Records provided:
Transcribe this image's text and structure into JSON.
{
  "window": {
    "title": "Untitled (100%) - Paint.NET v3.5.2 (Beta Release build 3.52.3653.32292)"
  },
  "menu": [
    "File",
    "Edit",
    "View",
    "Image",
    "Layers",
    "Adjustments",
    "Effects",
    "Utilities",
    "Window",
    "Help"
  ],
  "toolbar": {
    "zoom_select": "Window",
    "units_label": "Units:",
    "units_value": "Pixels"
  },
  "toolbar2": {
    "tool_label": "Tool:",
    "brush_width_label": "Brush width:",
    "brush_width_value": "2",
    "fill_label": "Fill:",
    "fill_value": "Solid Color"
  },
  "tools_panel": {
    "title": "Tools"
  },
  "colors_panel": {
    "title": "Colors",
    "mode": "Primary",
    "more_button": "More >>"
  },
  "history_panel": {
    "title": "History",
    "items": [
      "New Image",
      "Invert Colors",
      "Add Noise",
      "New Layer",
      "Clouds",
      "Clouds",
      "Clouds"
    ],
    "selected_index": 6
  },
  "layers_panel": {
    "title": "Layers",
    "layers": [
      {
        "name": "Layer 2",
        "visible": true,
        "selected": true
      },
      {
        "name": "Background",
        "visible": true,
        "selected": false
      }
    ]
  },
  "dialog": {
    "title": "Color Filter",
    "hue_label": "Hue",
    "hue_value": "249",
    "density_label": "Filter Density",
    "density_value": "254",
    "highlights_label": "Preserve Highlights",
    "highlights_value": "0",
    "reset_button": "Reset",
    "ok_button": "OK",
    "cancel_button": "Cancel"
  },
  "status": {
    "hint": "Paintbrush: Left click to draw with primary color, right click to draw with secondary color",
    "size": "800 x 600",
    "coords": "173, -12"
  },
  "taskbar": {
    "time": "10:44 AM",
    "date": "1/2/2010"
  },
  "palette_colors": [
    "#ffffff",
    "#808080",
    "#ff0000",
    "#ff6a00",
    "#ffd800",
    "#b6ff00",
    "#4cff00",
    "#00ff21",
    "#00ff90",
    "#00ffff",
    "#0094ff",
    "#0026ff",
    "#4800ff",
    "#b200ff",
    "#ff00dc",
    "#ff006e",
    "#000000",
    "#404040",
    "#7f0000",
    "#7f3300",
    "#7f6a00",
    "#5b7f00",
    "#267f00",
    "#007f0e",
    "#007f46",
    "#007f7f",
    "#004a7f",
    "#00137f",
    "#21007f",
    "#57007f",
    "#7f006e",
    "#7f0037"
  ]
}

What to do:
Give the data again, exactly as it stands.

Output of the task:
Transcribe this image's text and structure into JSON.
{
  "window": {
    "title": "Untitled (100%) - Paint.NET v3.5.2 (Beta Release build 3.52.3653.32292)"
  },
  "menu": [
    "File",
    "Edit",
    "View",
    "Image",
    "Layers",
    "Adjustments",
    "Effects",
    "Utilities",
    "Window",
    "Help"
  ],
  "toolbar": {
    "zoom_select": "Window",
    "units_label": "Units:",
    "units_value": "Pixels"
  },
  "toolbar2": {
    "tool_label": "Tool:",
    "brush_width_label": "Brush width:",
    "brush_width_value": "2",
    "fill_label": "Fill:",
    "fill_value": "Solid Color"
  },
  "tools_panel": {
    "title": "Tools"
  },
  "colors_panel": {
    "title": "Colors",
    "mode": "Primary",
    "more_button": "More >>"
  },
  "history_panel": {
    "title": "History",
    "items": [
      "New Image",
      "Invert Colors",
      "Add Noise",
      "New Layer",
      "Clouds",
      "Clouds",
      "Clouds"
    ],
    "selected_index": 6
  },
  "layers_panel": {
    "title": "Layers",
    "layers": [
      {
        "name": "Layer 2",
        "visible": true,
        "selected": true
      },
      {
        "name": "Background",
        "visible": true,
        "selected": false
      }
    ]
  },
  "dialog": {
    "title": "Color Filter",
    "hue_label": "Hue",
    "hue_value": "249",
    "density_label": "Filter Density",
    "density_value": "254",
    "highlights_label": "Preserve Highlights",
    "highlights_value": "0",
    "reset_button": "Reset",
    "ok_button": "OK",
    "cancel_button": "Cancel"
  },
  "status": {
    "hint": "Paintbrush: Left click to draw with primary color, right click to draw with secondary color",
    "size": "800 x 600",
    "coords": "173, -12"
  },
  "taskbar": {
    "time": "10:44 AM",
    "date": "1/2/2010"
  },
  "palette_colors": [
    "#ffffff",
    "#808080",
    "#ff0000",
    "#ff6a00",
    "#ffd800",
    "#b6ff00",
    "#4cff00",
    "#00ff21",
    "#00ff90",
    "#00ffff",
    "#0094ff",
    "#0026ff",
    "#4800ff",
    "#b200ff",
    "#ff00dc",
    "#ff006e",
    "#000000",
    "#404040",
    "#7f0000",
    "#7f3300",
    "#7f6a00",
    "#5b7f00",
    "#267f00",
    "#007f0e",
    "#007f46",
    "#007f7f",
    "#004a7f",
    "#00137f",
    "#21007f",
    "#57007f",
    "#7f006e",
    "#7f0037"
  ]
}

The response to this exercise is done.